* Exercise *
Transcribe the records below exactly, leaving out any pictures.

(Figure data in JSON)
_ _ _ _
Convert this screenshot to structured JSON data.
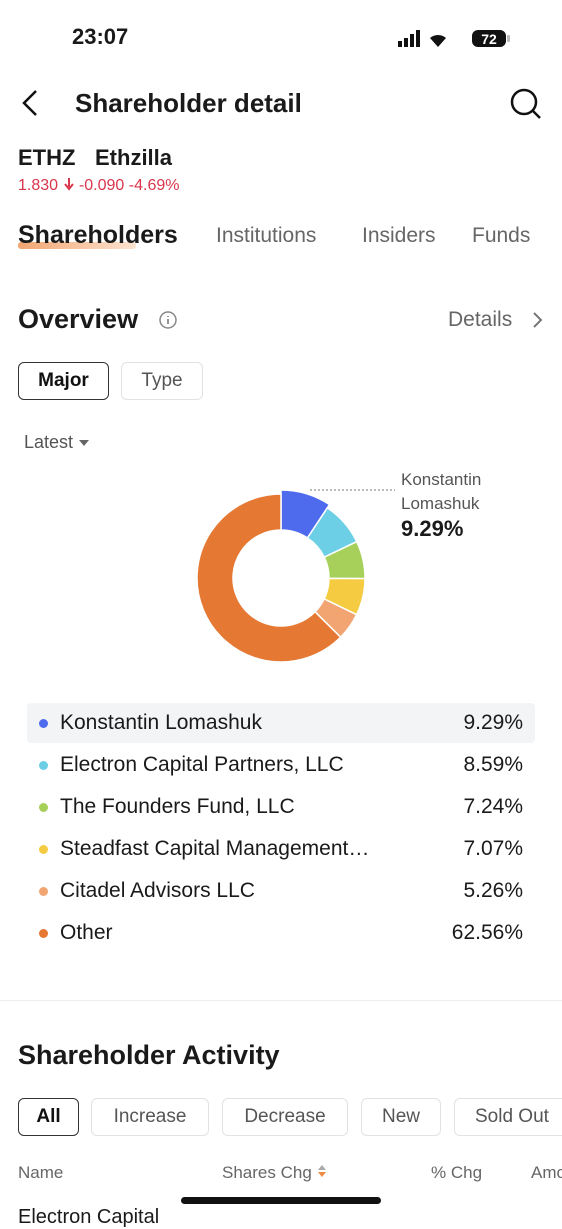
{
  "status_bar": {
    "time": "23:07",
    "battery": "72"
  },
  "header": {
    "title": "Shareholder detail"
  },
  "stock": {
    "ticker": "ETHZ",
    "name": "Ethzilla",
    "price": "1.830",
    "change": "-0.090",
    "change_pct": "-4.69%"
  },
  "tabs": [
    "Shareholders",
    "Institutions",
    "Insiders",
    "Funds"
  ],
  "overview": {
    "title": "Overview",
    "details": "Details",
    "filters": [
      "Major",
      "Type"
    ],
    "period": "Latest"
  },
  "chart_data": {
    "type": "pie",
    "donut": true,
    "categories": [
      "Konstantin Lomashuk",
      "Electron Capital Partners, LLC",
      "The Founders Fund, LLC",
      "Steadfast Capital Management…",
      "Citadel Advisors LLC",
      "Other"
    ],
    "values": [
      9.29,
      8.59,
      7.24,
      7.07,
      5.26,
      62.56
    ],
    "value_labels": [
      "9.29%",
      "8.59%",
      "7.24%",
      "7.07%",
      "5.26%",
      "62.56%"
    ],
    "colors": [
      "#4f6bed",
      "#6ccfe6",
      "#a6d05a",
      "#f5cb42",
      "#f2a571",
      "#e57934"
    ]
  },
  "activity": {
    "title": "Shareholder Activity",
    "filters": [
      "All",
      "Increase",
      "Decrease",
      "New",
      "Sold Out"
    ],
    "columns": [
      "Name",
      "Shares Chg",
      "% Chg",
      "Amo"
    ],
    "rows": [
      [
        "Electron Capital"
      ]
    ]
  }
}
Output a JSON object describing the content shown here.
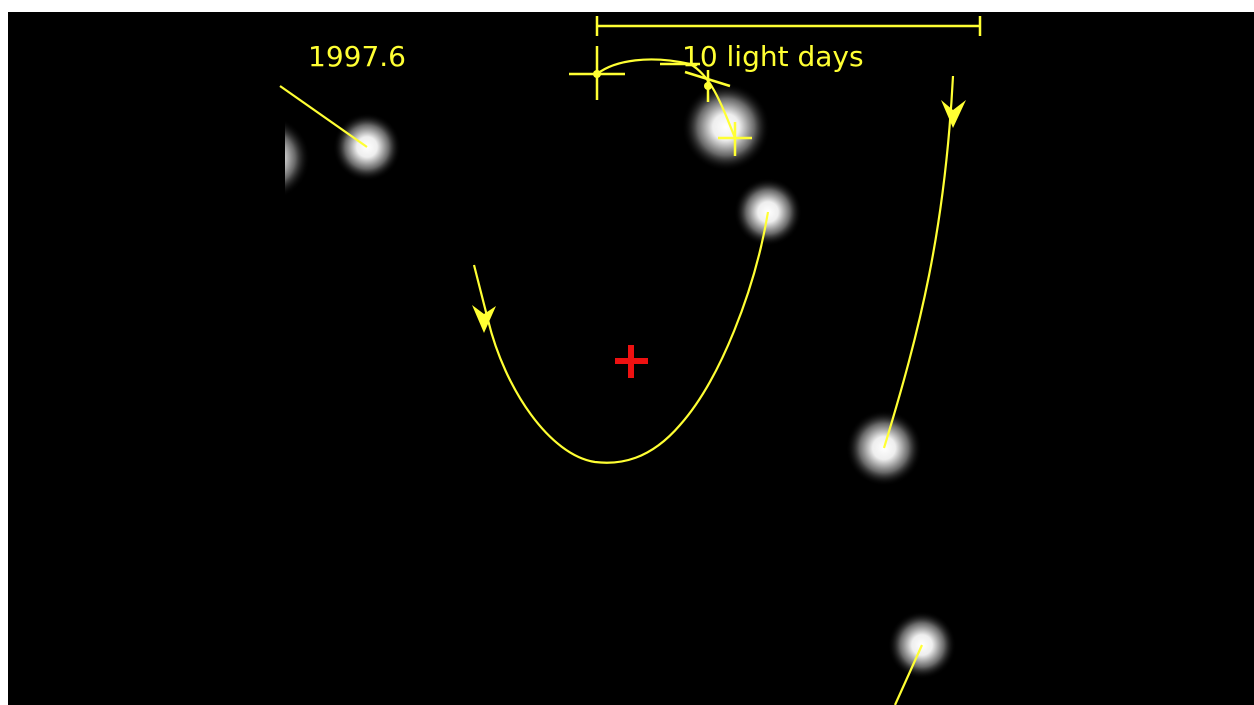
{
  "epoch": "1997.6",
  "scale_bar": {
    "label": "10 light days"
  }
}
_ _ _ _
* Exercise response *
Convert this screenshot to structured JSON data.
{
  "status_bar": {
    "time": "23:07",
    "battery": "72"
  },
  "header": {
    "title": "Shareholder detail"
  },
  "stock": {
    "ticker": "ETHZ",
    "name": "Ethzilla",
    "price": "1.830",
    "change": "-0.090",
    "change_pct": "-4.69%"
  },
  "tabs": [
    "Shareholders",
    "Institutions",
    "Insiders",
    "Funds"
  ],
  "overview": {
    "title": "Overview",
    "details": "Details",
    "filters": [
      "Major",
      "Type"
    ],
    "period": "Latest"
  },
  "chart_data": {
    "type": "pie",
    "donut": true,
    "categories": [
      "Konstantin Lomashuk",
      "Electron Capital Partners, LLC",
      "The Founders Fund, LLC",
      "Steadfast Capital Management…",
      "Citadel Advisors LLC",
      "Other"
    ],
    "values": [
      9.29,
      8.59,
      7.24,
      7.07,
      5.26,
      62.56
    ],
    "value_labels": [
      "9.29%",
      "8.59%",
      "7.24%",
      "7.07%",
      "5.26%",
      "62.56%"
    ],
    "colors": [
      "#4f6bed",
      "#6ccfe6",
      "#a6d05a",
      "#f5cb42",
      "#f2a571",
      "#e57934"
    ]
  },
  "activity": {
    "title": "Shareholder Activity",
    "filters": [
      "All",
      "Increase",
      "Decrease",
      "New",
      "Sold Out"
    ],
    "columns": [
      "Name",
      "Shares Chg",
      "% Chg",
      "Amo"
    ],
    "rows": [
      [
        "Electron Capital"
      ]
    ]
  }
}
Output a JSON object describing the content shown here.
{
  "epoch": "1997.6",
  "scale_bar": {
    "label": "10 light days"
  }
}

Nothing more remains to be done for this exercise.